• Source extract

The economists constructed a ‘dependency indicator,’ to figure out just how much a country depends on China for the supply of particular imported inputs. It was noted that the more a country depends on China, the more challenging it could be for businesses to find alternative sourcing during a period of supply chain disruptions.
The biggest takeaway from the report is that, surprisingly, the European Union is less directly exposed to a China supply-chain shock than the US, Canada, Japan, and all the major Asian countries (i.e., India, South Korea, Indonesia, Malaysia, Vietnam).
It was determined that in the first wave of supply chain disruptions that “euro-area countries are somewhat less directly dependent on China for intermediate inputs than other major economies in the rest of the world.”
“The euro-area countries have, in general, a dependence indicator below the benchmark. This suggests that euro-area countries have a below-average direct dependence on Chinese imports of intermediate inputs (Figure 2).”
But since China is highly integrated into the global economy, and a supply chain shock would be felt across the world. The second round of disruptions would result in lower world trade growth that would eventually filter back into the European economy.
The US, Japan, Canada, and all the major Asian countries would feel an immediate supply chain shock from China.
Here’s a chart that maps out lower dependency and higher dependency countries to disruption from China.
To summarize, the European Union might escape disruptions from China supply chain shocks in the first round, but ultimately will be affected as global growth would sag. As for the US and Japan, Canada, and all the major Asian countries, well, the disruption will be almost immediate and severe with limited opportunities for companies to find alternative sourcing.

• Exercise
Translate this sentence from the passage on China supply-chain dependence into Spanish: "The US, Japan, Canada, and all the major Asian countries would feel an immediate supply chain shock from China." Rely only on the passage on China supply-chain dependence.

• Information shown
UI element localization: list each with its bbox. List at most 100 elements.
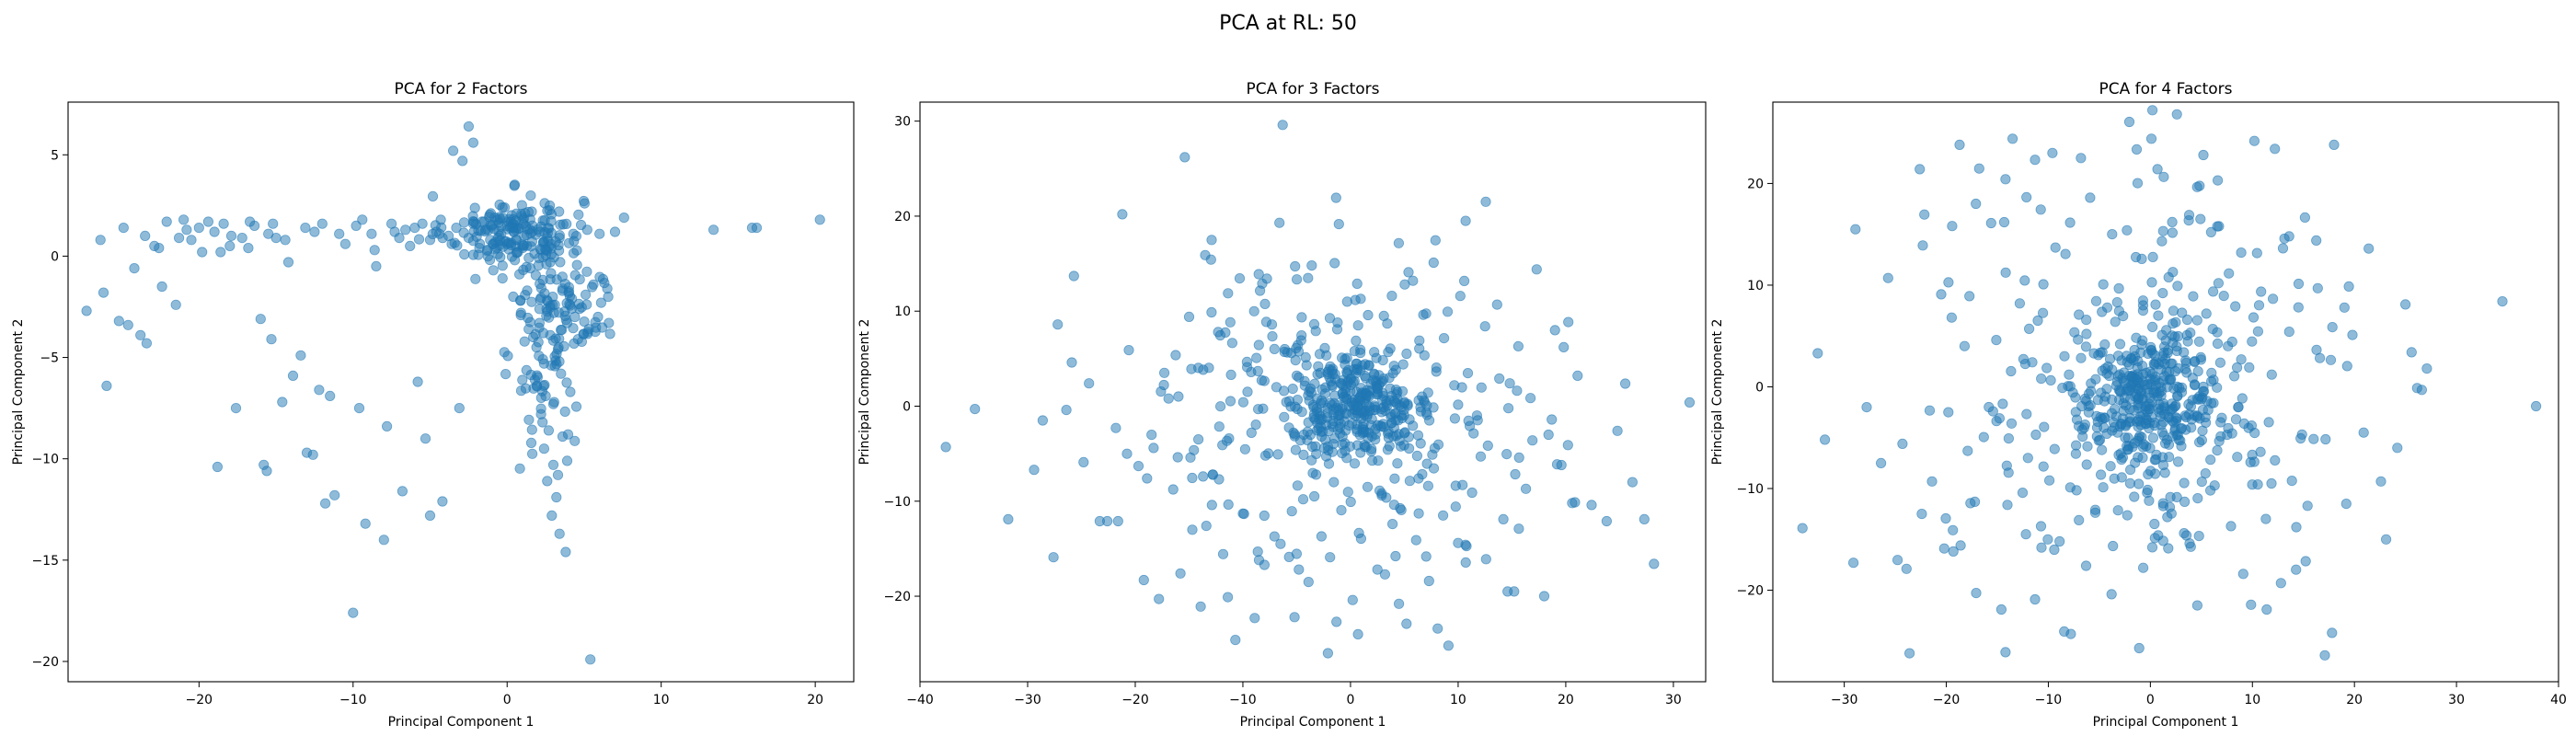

• Solution to this problem
Estados Unidos, Japón, Canadá y todos los principales países asiáticos sufrirían un impacto inmediato en la cadena de suministro procedente de China.